> _Instruction_
Read the records below. Copy each line where the string "Bark" occurs.

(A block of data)
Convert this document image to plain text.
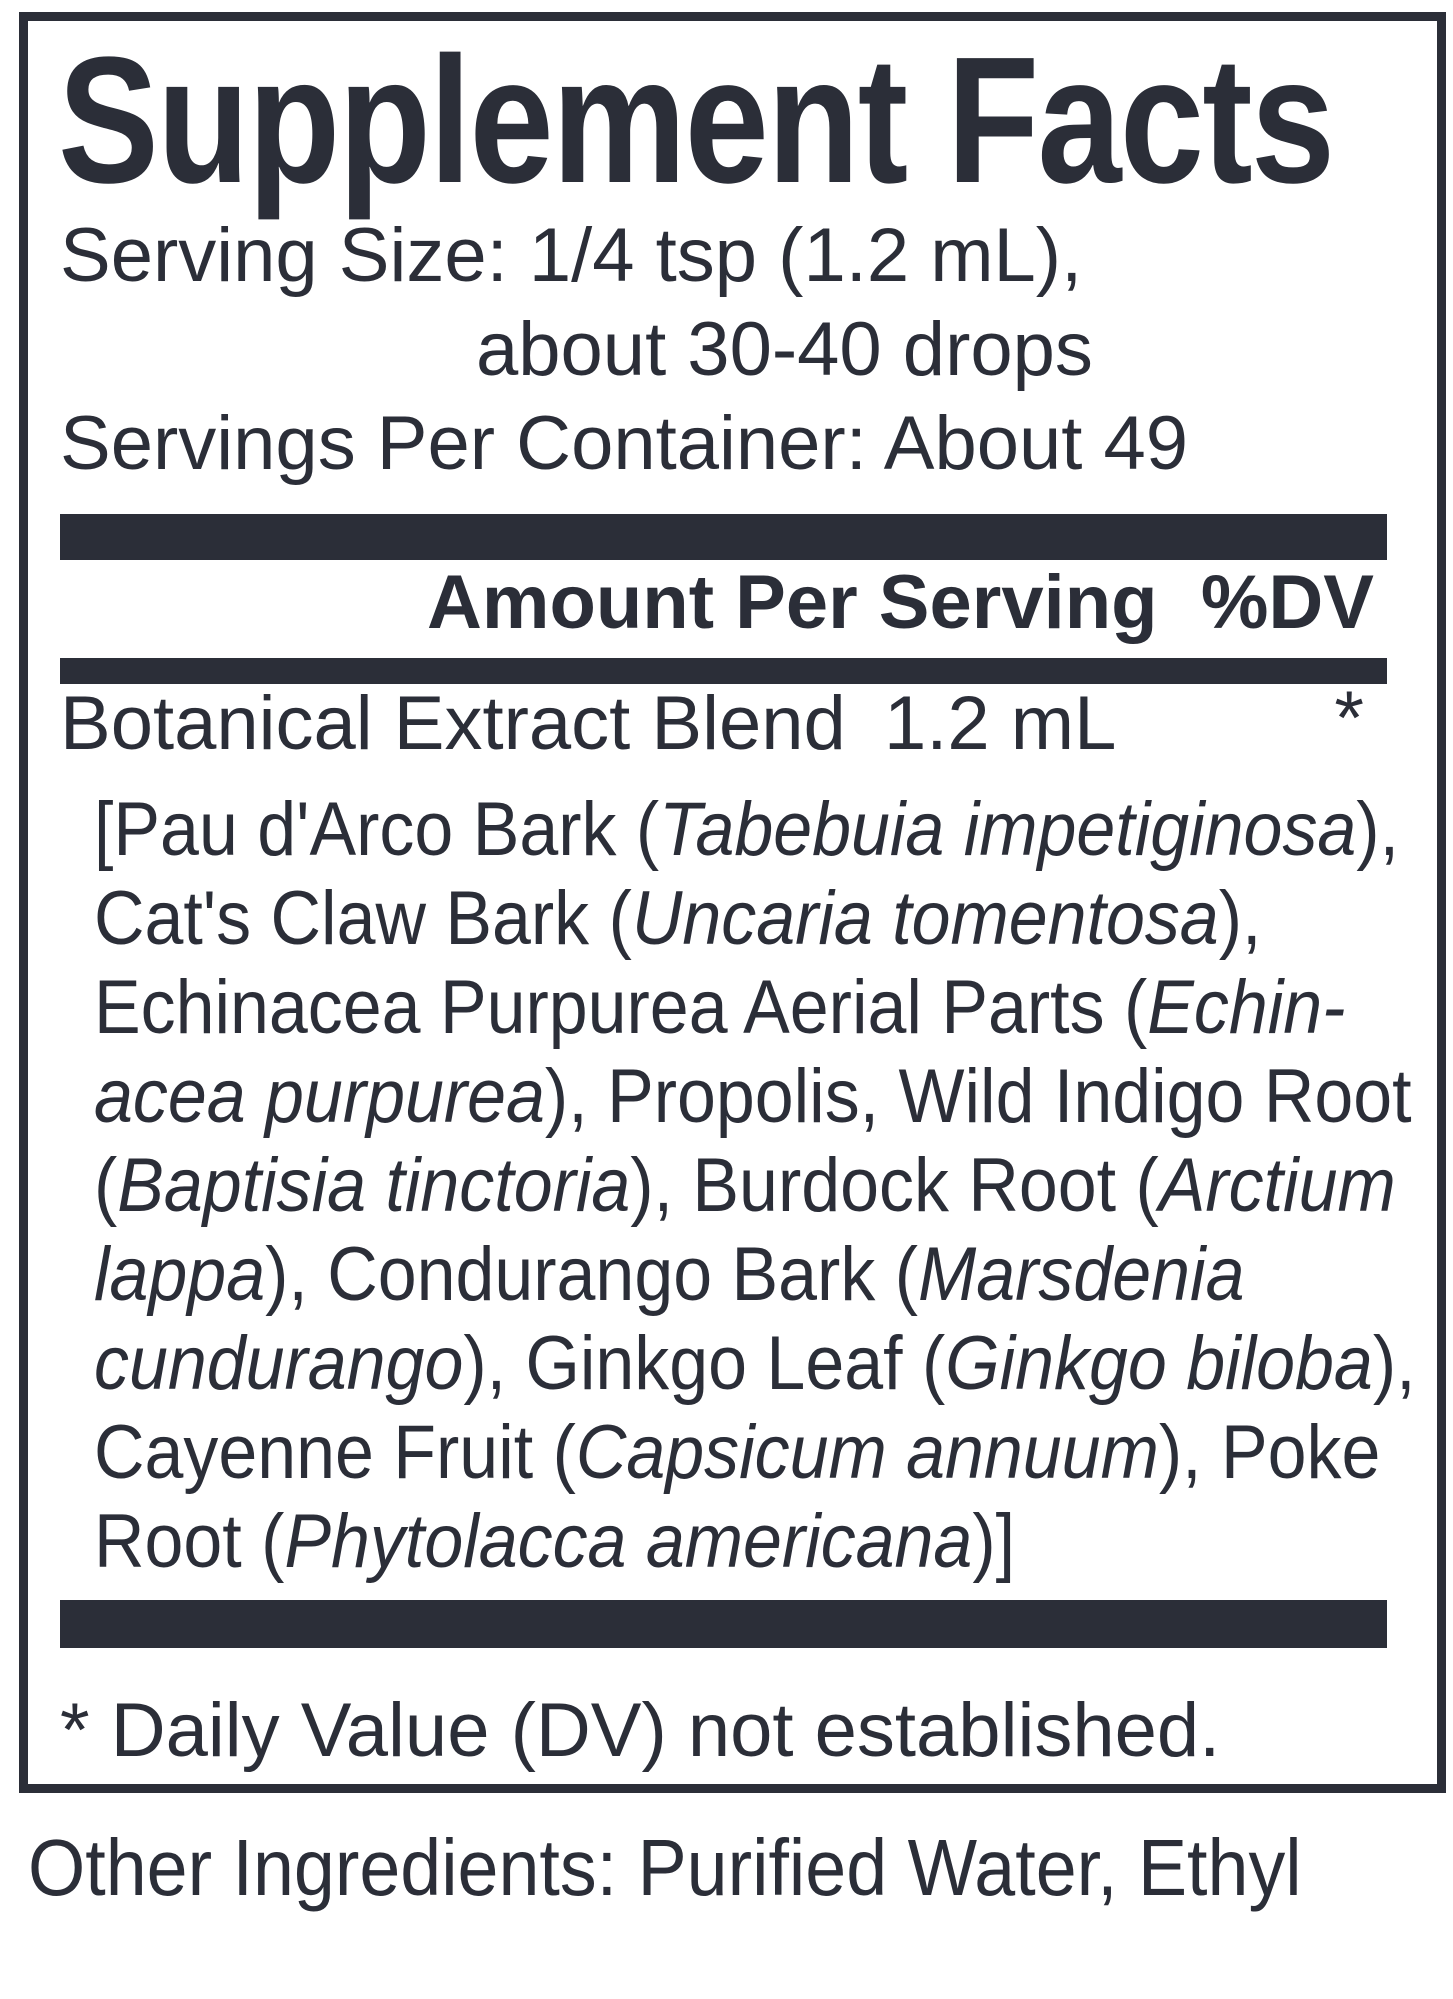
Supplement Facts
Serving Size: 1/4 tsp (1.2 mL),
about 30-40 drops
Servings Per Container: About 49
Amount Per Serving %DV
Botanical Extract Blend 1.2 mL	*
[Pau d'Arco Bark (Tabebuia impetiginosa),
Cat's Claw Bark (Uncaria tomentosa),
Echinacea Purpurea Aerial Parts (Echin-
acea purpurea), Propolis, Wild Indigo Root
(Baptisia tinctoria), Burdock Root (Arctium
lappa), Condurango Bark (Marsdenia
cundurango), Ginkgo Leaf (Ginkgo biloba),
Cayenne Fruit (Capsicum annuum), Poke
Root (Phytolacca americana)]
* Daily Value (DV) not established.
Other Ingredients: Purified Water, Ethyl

--

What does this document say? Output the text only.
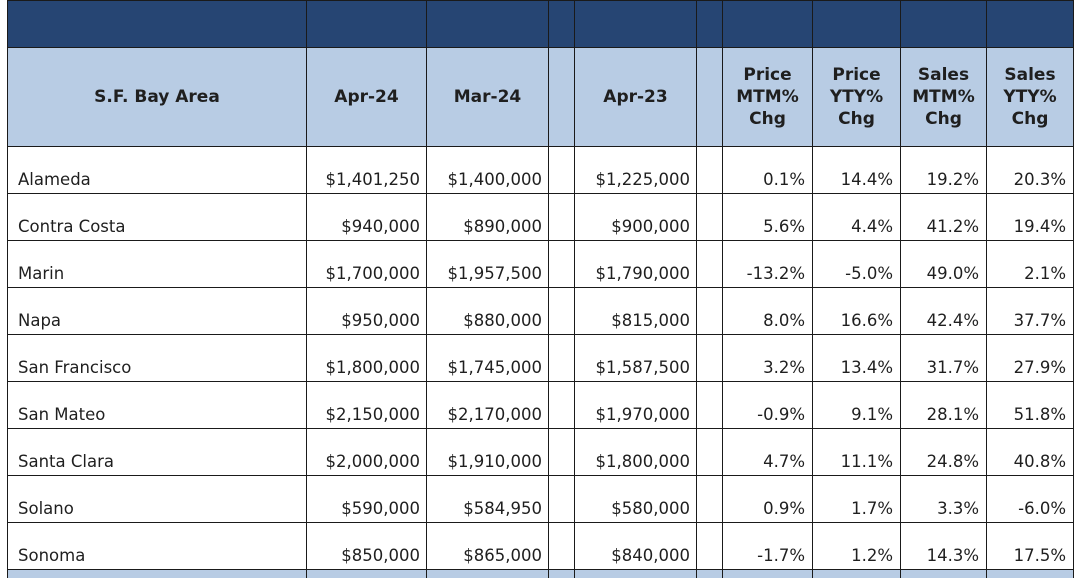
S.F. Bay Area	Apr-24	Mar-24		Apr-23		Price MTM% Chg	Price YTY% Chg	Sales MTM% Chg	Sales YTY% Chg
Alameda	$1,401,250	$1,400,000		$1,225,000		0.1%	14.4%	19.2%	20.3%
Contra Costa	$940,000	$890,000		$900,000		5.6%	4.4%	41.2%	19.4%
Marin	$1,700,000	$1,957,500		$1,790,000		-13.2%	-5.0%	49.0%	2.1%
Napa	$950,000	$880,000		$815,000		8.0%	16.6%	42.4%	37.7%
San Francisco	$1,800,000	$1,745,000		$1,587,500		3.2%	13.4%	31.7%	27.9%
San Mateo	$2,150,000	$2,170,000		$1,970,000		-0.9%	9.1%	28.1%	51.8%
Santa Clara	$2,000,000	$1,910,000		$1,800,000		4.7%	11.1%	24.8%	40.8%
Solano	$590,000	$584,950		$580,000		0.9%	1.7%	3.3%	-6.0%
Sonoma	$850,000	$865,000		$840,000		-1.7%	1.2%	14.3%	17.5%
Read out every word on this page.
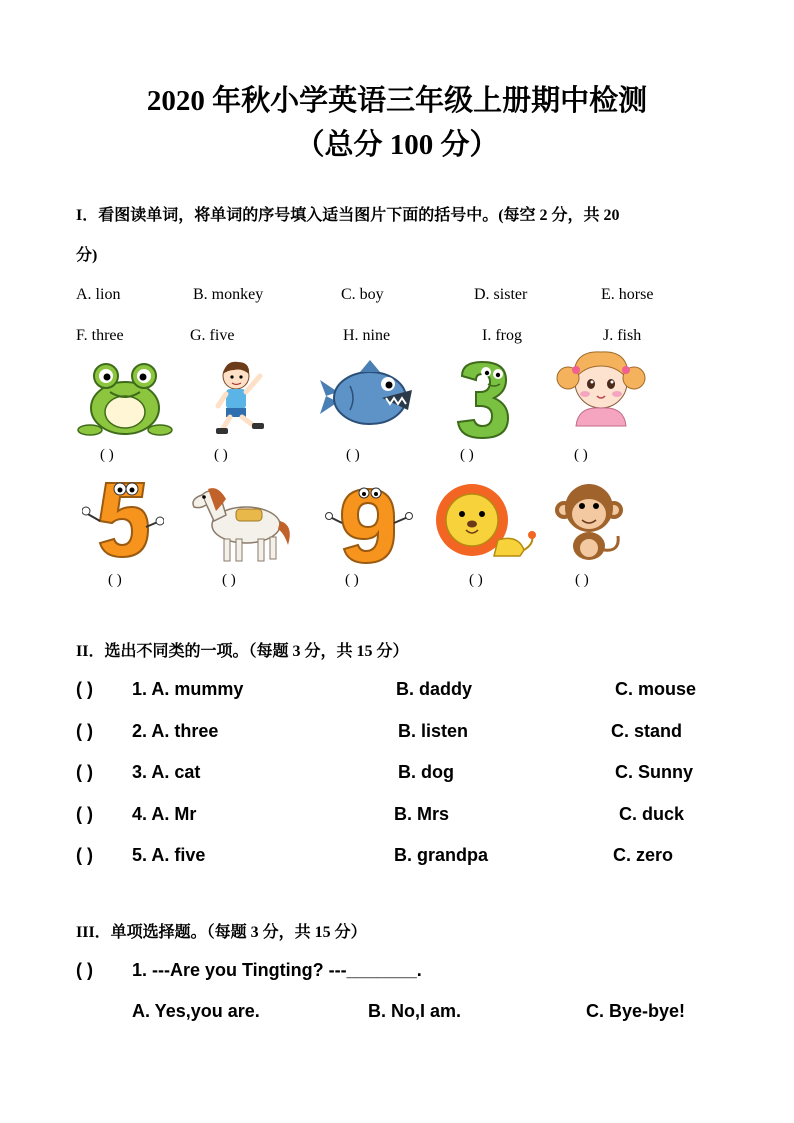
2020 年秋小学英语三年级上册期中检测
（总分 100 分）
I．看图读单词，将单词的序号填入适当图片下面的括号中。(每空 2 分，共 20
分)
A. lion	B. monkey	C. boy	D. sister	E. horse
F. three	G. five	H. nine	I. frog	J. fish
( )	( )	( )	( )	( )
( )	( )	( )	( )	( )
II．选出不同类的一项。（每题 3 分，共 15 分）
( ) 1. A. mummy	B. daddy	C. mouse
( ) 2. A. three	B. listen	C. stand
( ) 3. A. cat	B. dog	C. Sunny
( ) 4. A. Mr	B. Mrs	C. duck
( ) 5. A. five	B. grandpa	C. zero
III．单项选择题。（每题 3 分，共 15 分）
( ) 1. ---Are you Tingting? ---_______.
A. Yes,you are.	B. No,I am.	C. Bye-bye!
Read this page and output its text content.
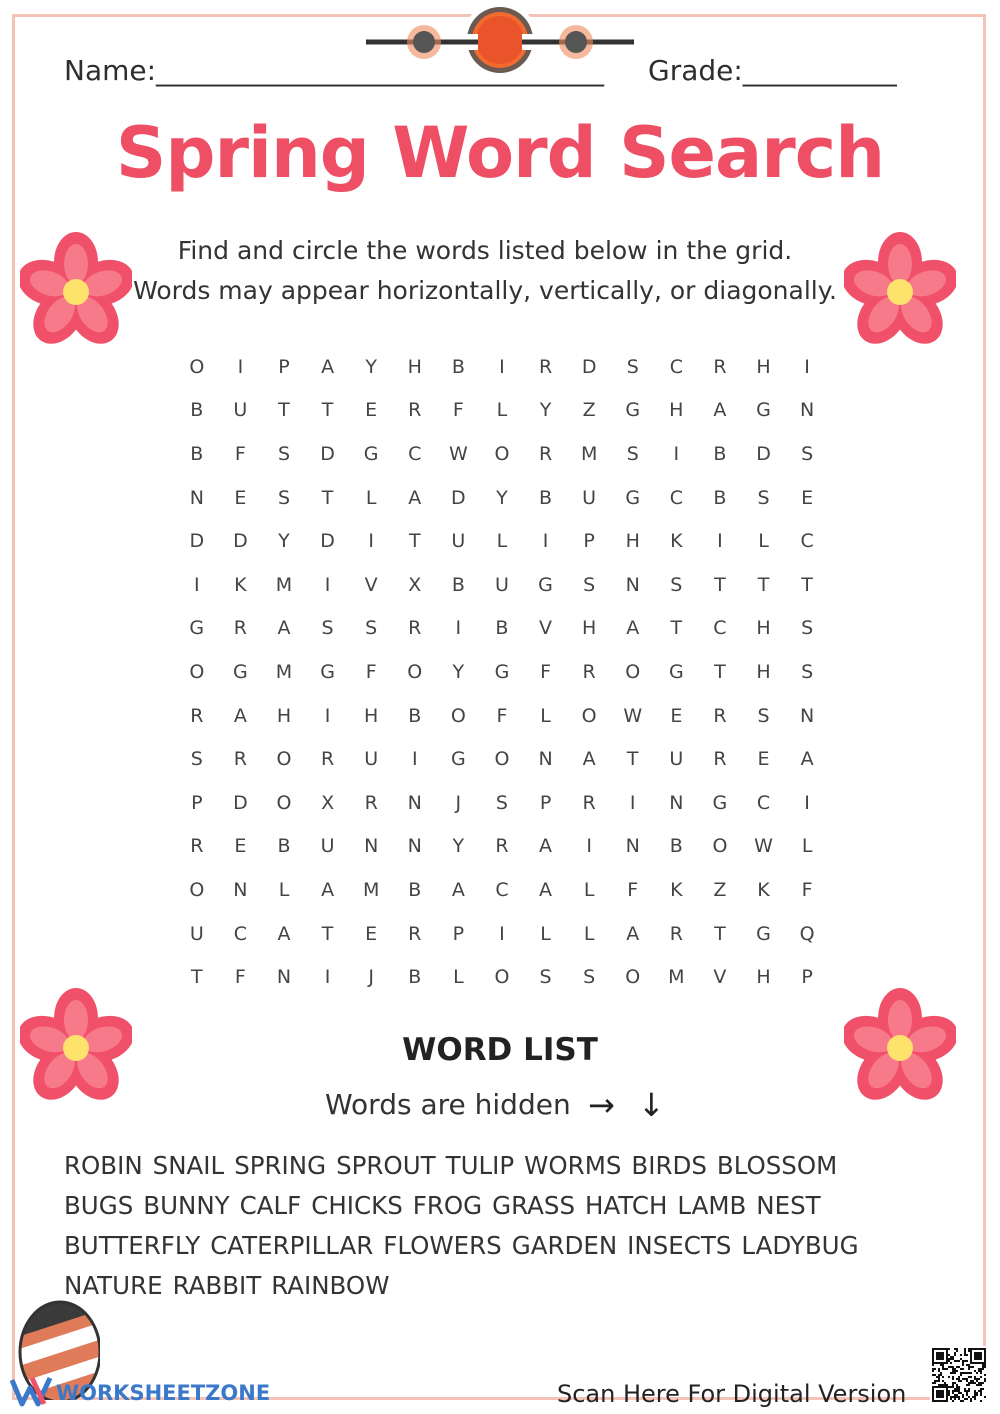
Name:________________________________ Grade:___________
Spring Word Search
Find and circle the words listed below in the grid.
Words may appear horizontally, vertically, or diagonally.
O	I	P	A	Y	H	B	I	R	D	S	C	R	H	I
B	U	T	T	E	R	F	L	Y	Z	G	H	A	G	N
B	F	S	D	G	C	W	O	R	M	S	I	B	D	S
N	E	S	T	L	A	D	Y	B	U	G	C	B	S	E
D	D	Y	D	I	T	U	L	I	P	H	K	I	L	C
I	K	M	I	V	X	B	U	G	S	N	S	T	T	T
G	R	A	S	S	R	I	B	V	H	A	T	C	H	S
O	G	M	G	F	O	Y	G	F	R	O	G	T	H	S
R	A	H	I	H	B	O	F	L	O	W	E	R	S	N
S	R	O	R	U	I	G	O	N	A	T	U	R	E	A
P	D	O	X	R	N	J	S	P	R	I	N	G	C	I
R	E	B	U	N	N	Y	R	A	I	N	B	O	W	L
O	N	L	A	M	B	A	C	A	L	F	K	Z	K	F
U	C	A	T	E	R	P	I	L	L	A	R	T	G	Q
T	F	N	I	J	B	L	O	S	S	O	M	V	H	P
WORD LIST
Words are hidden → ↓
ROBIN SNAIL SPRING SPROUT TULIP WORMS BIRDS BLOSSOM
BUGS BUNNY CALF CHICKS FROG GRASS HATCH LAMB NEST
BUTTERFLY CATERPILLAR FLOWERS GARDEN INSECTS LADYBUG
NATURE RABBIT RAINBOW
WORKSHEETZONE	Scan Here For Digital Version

> _Finished exercise_
[Pau d'Arco Bark (Tabebuia impetiginosa),
Cat's Claw Bark (Uncaria tomentosa),
lappa), Condurango Bark (Marsdenia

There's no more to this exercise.